▸ **Фрагмент страницы**:
⁂
[14]
И сцена из «Друга Фрица»[22], в которой Го протирает очки, чтобы совладать с собой и скрыть волнение.
И сцена из «Сына Жибуайе»[23], в которой де Фероди роняет трубку на ковер в гостиной и говорит: «Никогда больше не стану вывозить тебя в свет!»
И Барте в «Антигоне»[24], в сборчатом одеянии из белого муслина, таком чистом и целомудренном: его подол оказывался словно бы в тени – таков был причудливый эффект огней рампы.
И Сара Бернар в «Жисмонде, принцессе Востока»[25].
И де Макс[26], в роли епископа раннехристианской эпохи, в шапочке кораллового бархата, отороченной горностаем…
Ах! Театр Сарду[27], Наведана[28], Брие[29], Капю[30], Флера[31] и Кайаве[32]
[33]
11
Я помню чудесные абонементные спектакли в «Жимназ» и «Водевиле»[34], когда вся буржуазия и весь финансовый мир
Парижа смотрели «Гуляк»[35], «Славных деревенских жителей»[36] или «Любовников»[37]. В то время женщины в партере сидели в шляпах: это были маленькие матерчатые шляпки, иногда с завязками под подбородком, увитые яркими цветами, пармскими фиалками или геранью. И партер выглядел как огромная клумба. На рукавах платьев были буфы с прорезями и вставками из другой ткани, а во время антрактов в фойе шуршащие юбки подметали паркет рюшами и воланами, которые, впрочем, так и назывались – метелки.
⁂
▸ **Содержимое данных**:
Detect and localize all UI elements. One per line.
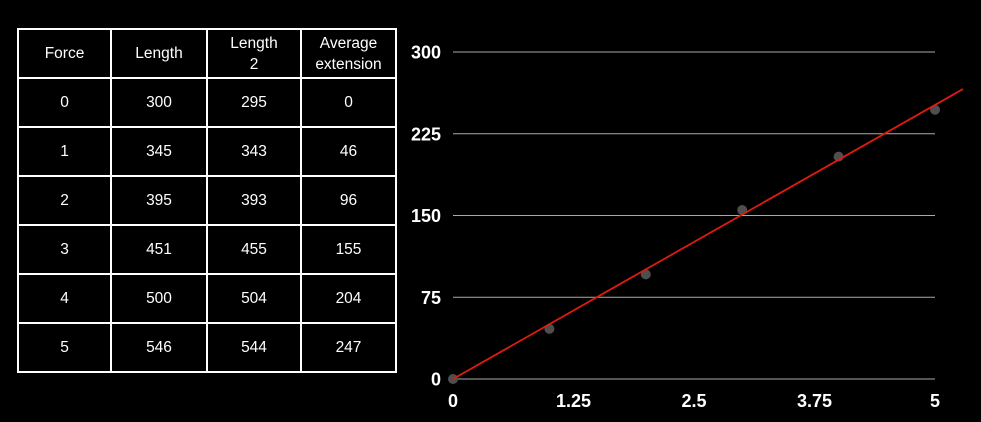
table-cell: 204 — [300, 273, 397, 324]
y-axis-tick-label: 75 — [421, 288, 441, 308]
table-row: 3 451 455 155 — [17, 224, 397, 275]
y-axis-tick-label: 150 — [411, 206, 441, 226]
table-cell: 455 — [206, 224, 302, 275]
table-cell: 544 — [206, 322, 302, 373]
column-header: Force — [17, 28, 112, 79]
table-cell: 300 — [110, 77, 208, 128]
table-cell: 393 — [206, 175, 302, 226]
data-table: Force Length Length 2 Average extension 0 30… — [17, 28, 397, 373]
table-cell: 345 — [110, 126, 208, 177]
table-cell: 247 — [300, 322, 397, 373]
table-cell: 46 — [300, 126, 397, 177]
table-row: 5 546 544 247 — [17, 322, 397, 373]
column-header: Length 2 — [206, 28, 302, 79]
table-cell: 395 — [110, 175, 208, 226]
table-row: 2 395 393 96 — [17, 175, 397, 226]
table-header-row: Force Length Length 2 Average extension — [17, 28, 397, 79]
x-axis-tick-label: 1.25 — [556, 391, 591, 411]
table-cell: 0 — [17, 77, 112, 128]
y-axis-tick-label: 0 — [431, 370, 441, 390]
table-row: 0 300 295 0 — [17, 77, 397, 128]
x-axis-tick-label: 5 — [930, 391, 940, 411]
trendline — [452, 88, 964, 380]
x-axis-tick-label: 3.75 — [797, 391, 832, 411]
table-cell: 0 — [300, 77, 397, 128]
y-axis-tick-label: 300 — [411, 43, 441, 63]
table-cell: 96 — [300, 175, 397, 226]
table-row: 1 345 343 46 — [17, 126, 397, 177]
table-cell: 155 — [300, 224, 397, 275]
table-cell: 504 — [206, 273, 302, 324]
table-cell: 1 — [17, 126, 112, 177]
table-cell: 546 — [110, 322, 208, 373]
table-cell: 2 — [17, 175, 112, 226]
table-cell: 3 — [17, 224, 112, 275]
table-cell: 451 — [110, 224, 208, 275]
table-cell: 295 — [206, 77, 302, 128]
table-cell: 343 — [206, 126, 302, 177]
column-header: Average extension — [300, 28, 397, 79]
table-cell: 4 — [17, 273, 112, 324]
data-point — [640, 269, 651, 280]
x-axis-tick-label: 2.5 — [681, 391, 706, 411]
y-axis-tick-label: 225 — [411, 124, 441, 144]
table-row: 4 500 504 204 — [17, 273, 397, 324]
x-axis-tick-label: 0 — [448, 391, 458, 411]
table-cell: 500 — [110, 273, 208, 324]
column-header: Length — [110, 28, 208, 79]
table-cell: 5 — [17, 322, 112, 373]
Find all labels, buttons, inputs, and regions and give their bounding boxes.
⁂
▸ **Задание 1**:
Как, согласно отрывку о парижском театре, назывались рюши и воланы, которыми юбки подметали паркет в фойе?
▸ **Задание 2**:
Выпишите из отрывка о парижском театре всё, начиная со слов «И Сара Бернар» и вплоть до слов «назывались – метелки.».
▸ **Задание 3**:
Продолжите отрывок о парижском театре, начав сразу после его последнего предложения.
Данные представляют собой отдельный материал.

▸ **Ответ 1**:
Метелки.

▸ **Ответ 2**:
И Сара Бернар в «Жисмонде, принцессе Востока»[25].
И де Макс[26], в роли епископа раннехристианской эпохи, в шапочке кораллового бархата, отороченной горностаем…
Ах! Театр Сарду[27], Наведана[28], Брие[29], Капю[30], Флера[31] и Кайаве[32]
[33]
11
Я помню чудесные абонементные спектакли в «Жимназ» и «Водевиле»[34], когда вся буржуазия и весь финансовый мир
Парижа смотрели «Гуляк»[35], «Славных деревенских жителей»[36] или «Любовников»[37]. В то время женщины в партере сидели в шляпах: это были маленькие матерчатые шляпки, иногда с завязками под подбородком, увитые яркими цветами, пармскими фиалками или геранью. И партер выглядел как огромная клумба. На рукавах платьев были буфы с прорезями и вставками из другой ткани, а во время антрактов в фойе шуршащие юбки подметали паркет рюшами и воланами, которые, впрочем, так и назывались – метелки.

▸ **Ответ 3**:
Сара Бернар, 1890-е гг.
Видел я и турнюры[38], о коих мог бы сказать словами Франсуа Копие[39]: «…А мне это не показалось таким уж смешным».
Разве женщины не вправе носить все что угодно, и разве они не владеют секретом, который делает их красивыми.
Две модели с турнюрами, 1874
Эти конструкции назывались «скамеечками», сверху их прикрывал ворох тканей, искусно отделанных, заложенных складками, присборенных великими мастерами той поры, и, несмотря на внушительные размеры, турнюр не казался тяжелым. Вдобавок из-под всего этого нагромождения выглядывала ножка, такая прелестная, так изящно ступающая в туфельке из золотисто-коричневого шевро[40], что устоять перед ее очарованием было невозможно. Я видел шляпы, ловко сидевшие на высоких прическах, невесомые, словно бабочки, невзирая на обилие украшений: вот какую сноровку обретают художники, когда работают на женщин.
В те времена несколько раз в год проходили торжественные церемонии, где показывались все новинки тогдашней моды.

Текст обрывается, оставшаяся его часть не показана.